* [WHAT THE EXERCISE ASKS] Where a line holds "aged", copy it.

(Records that describe figures)

= = = =

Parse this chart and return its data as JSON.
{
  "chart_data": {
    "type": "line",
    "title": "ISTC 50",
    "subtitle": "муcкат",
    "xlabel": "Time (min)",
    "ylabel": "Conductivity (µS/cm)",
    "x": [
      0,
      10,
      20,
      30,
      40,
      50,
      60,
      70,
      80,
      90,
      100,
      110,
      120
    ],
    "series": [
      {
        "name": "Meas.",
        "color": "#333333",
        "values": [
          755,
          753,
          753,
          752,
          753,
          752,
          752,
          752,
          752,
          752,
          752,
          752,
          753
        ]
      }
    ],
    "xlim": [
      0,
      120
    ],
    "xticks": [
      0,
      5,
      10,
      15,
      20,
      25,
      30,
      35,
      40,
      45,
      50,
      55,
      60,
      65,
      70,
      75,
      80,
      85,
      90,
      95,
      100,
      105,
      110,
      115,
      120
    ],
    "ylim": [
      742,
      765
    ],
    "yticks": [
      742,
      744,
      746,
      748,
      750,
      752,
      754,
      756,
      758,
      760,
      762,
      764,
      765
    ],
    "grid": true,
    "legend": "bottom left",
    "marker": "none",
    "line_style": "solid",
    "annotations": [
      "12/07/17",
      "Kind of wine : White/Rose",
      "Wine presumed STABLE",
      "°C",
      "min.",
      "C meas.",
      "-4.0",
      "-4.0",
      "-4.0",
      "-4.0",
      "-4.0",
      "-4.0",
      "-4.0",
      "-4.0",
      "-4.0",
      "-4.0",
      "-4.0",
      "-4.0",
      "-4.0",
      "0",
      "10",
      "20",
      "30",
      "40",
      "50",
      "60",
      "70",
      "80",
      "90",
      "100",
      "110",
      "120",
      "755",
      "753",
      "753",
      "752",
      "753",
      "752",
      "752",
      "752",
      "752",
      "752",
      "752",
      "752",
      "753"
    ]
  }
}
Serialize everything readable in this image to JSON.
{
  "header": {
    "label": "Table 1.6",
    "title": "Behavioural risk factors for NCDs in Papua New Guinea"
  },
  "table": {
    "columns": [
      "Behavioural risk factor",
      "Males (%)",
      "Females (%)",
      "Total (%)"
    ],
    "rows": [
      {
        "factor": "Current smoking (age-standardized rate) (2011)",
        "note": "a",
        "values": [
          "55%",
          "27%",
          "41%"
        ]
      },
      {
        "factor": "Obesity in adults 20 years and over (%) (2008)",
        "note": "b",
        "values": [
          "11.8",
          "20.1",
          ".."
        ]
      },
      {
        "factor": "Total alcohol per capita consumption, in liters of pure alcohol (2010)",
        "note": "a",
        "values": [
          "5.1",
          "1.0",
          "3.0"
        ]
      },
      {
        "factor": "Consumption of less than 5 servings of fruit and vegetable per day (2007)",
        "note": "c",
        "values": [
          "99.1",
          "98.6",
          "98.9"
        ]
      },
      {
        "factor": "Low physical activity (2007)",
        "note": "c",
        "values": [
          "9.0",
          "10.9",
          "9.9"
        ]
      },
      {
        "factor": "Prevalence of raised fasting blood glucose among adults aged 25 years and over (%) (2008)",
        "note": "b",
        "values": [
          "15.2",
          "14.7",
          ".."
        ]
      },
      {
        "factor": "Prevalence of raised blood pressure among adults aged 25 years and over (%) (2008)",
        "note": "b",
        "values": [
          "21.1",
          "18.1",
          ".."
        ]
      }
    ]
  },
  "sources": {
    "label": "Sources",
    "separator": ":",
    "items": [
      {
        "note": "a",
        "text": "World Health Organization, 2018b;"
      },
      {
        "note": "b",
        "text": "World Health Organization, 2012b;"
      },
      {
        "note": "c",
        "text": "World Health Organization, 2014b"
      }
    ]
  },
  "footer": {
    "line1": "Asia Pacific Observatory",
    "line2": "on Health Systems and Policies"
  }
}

= = = =

* [RESULT FOR THIS EXERCISE]
        "factor": "Prevalence of raised fasting blood glucose among adults aged 25 years and over (%) (2008)",
        "factor": "Prevalence of raised blood pressure among adults aged 25 years and over (%) (2008)",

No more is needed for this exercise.